[Extracts from a graphics dataset]
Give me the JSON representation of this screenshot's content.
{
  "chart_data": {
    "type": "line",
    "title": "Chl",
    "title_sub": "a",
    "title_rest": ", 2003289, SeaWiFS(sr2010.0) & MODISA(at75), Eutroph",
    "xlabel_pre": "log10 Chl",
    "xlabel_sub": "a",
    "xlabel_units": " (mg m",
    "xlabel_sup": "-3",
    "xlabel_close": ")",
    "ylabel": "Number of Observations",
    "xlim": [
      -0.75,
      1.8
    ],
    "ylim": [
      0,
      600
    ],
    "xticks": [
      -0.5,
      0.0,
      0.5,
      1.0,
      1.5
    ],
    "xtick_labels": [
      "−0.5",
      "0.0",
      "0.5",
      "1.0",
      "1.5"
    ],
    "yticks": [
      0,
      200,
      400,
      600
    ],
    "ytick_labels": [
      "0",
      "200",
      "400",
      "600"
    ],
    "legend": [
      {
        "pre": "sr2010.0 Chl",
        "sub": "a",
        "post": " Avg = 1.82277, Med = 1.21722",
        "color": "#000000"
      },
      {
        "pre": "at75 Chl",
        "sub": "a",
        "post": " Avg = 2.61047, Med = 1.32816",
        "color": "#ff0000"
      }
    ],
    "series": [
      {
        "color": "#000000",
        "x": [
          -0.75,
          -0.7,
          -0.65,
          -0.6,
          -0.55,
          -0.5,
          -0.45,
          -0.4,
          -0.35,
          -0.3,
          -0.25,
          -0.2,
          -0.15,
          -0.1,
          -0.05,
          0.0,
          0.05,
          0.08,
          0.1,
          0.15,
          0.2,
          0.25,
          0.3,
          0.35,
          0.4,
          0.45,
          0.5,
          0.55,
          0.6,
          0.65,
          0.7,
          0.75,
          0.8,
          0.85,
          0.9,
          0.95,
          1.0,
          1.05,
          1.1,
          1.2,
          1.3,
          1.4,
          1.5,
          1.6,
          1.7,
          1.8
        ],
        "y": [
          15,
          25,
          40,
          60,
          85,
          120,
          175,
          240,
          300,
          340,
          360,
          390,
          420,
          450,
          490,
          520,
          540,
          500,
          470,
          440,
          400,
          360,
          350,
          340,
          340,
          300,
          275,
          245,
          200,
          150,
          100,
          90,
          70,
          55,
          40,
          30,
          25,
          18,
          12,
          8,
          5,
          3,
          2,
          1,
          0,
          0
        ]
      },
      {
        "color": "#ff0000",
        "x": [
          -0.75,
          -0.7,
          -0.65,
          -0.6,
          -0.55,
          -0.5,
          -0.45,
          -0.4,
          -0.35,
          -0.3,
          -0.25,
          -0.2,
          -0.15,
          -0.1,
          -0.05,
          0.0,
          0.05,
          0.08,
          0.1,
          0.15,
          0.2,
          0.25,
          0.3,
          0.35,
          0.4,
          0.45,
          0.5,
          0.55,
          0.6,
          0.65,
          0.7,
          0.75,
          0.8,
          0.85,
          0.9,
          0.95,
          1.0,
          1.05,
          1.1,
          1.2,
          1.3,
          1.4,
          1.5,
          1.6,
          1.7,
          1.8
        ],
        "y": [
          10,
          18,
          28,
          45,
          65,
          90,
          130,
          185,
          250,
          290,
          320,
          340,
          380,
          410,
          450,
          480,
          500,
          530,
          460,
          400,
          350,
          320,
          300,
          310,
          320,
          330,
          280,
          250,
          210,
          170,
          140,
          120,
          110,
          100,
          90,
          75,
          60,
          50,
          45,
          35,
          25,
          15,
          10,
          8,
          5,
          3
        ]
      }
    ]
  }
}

**Task objective**:
Read the data above and pull out each line that holds the string "color".

**Reply to the task**:
        "color": "#000000"
        "color": "#ff0000"
        "color": "#000000",
        "color": "#ff0000",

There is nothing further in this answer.